Find every line in the records below that contains the word "Noise", and copy each such line.

>> BEGIN SUPPLIED MATERIAL

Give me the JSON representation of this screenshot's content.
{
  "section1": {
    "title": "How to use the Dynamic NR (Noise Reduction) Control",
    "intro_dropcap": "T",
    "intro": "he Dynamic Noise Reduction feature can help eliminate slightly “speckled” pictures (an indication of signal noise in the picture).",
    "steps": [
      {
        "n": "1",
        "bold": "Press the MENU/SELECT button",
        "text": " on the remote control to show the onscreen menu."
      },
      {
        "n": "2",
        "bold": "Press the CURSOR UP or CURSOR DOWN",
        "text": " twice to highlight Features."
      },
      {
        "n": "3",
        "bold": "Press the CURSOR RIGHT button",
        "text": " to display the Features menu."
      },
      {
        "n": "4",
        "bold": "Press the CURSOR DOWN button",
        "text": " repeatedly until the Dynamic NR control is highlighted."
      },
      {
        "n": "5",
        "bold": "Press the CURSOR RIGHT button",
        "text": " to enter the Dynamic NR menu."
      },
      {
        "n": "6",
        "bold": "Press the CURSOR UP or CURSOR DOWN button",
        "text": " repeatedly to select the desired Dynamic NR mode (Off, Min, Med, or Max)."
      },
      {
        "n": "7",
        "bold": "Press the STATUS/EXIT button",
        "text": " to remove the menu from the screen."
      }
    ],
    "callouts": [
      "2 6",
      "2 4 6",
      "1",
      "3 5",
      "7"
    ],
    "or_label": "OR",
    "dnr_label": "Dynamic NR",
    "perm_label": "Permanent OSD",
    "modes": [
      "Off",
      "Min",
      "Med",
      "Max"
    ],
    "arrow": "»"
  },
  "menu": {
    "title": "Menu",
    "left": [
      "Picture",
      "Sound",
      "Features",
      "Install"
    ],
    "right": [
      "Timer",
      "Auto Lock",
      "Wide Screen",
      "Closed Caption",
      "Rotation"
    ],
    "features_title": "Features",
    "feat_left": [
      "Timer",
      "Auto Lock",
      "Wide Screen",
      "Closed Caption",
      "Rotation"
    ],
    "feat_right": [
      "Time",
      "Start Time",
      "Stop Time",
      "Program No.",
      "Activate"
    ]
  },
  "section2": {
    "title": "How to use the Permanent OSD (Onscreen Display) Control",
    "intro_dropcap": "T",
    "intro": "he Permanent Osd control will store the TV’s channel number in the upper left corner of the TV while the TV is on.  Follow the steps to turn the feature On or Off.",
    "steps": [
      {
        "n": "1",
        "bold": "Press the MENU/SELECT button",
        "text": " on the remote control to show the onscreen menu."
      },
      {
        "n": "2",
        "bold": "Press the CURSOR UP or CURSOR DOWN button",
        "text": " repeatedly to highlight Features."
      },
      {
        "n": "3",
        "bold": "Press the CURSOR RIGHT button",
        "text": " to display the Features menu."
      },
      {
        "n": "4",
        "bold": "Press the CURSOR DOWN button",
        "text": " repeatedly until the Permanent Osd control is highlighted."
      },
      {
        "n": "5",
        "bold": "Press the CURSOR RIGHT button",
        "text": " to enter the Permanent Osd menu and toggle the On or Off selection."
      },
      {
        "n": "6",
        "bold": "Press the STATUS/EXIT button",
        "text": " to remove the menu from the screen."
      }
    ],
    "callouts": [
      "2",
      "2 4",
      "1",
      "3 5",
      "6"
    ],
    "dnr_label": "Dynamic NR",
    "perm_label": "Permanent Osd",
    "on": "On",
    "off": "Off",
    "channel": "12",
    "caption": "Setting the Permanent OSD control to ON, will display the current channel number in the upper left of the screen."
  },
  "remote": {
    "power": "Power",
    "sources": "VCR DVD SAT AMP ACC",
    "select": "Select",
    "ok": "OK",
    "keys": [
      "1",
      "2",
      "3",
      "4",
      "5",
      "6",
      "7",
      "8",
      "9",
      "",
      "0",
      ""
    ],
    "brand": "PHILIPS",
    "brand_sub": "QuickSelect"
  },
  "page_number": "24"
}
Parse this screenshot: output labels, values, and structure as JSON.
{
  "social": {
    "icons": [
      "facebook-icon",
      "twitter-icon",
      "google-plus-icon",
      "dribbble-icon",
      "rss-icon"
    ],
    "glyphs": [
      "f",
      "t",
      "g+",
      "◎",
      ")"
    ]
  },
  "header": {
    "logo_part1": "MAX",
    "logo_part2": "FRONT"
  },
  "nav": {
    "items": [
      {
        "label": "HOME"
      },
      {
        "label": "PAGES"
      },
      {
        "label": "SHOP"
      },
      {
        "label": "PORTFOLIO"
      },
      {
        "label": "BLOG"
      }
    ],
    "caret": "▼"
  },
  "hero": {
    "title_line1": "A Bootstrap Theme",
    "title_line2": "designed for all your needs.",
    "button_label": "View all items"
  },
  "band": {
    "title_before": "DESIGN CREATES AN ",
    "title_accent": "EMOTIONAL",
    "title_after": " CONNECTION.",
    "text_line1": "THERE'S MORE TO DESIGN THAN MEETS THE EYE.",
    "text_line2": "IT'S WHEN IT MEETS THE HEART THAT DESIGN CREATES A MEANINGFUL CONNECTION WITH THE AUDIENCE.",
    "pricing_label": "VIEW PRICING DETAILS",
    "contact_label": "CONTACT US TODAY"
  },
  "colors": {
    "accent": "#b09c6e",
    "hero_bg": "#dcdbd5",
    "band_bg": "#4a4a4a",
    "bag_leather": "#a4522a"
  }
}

>> END SUPPLIED MATERIAL

**ANSWER TO THIS TASK:**
    "title": "How to use the Dynamic NR (Noise Reduction) Control",
    "intro": "he Dynamic Noise Reduction feature can help eliminate slightly “speckled” pictures (an indication of signal noise in the picture).",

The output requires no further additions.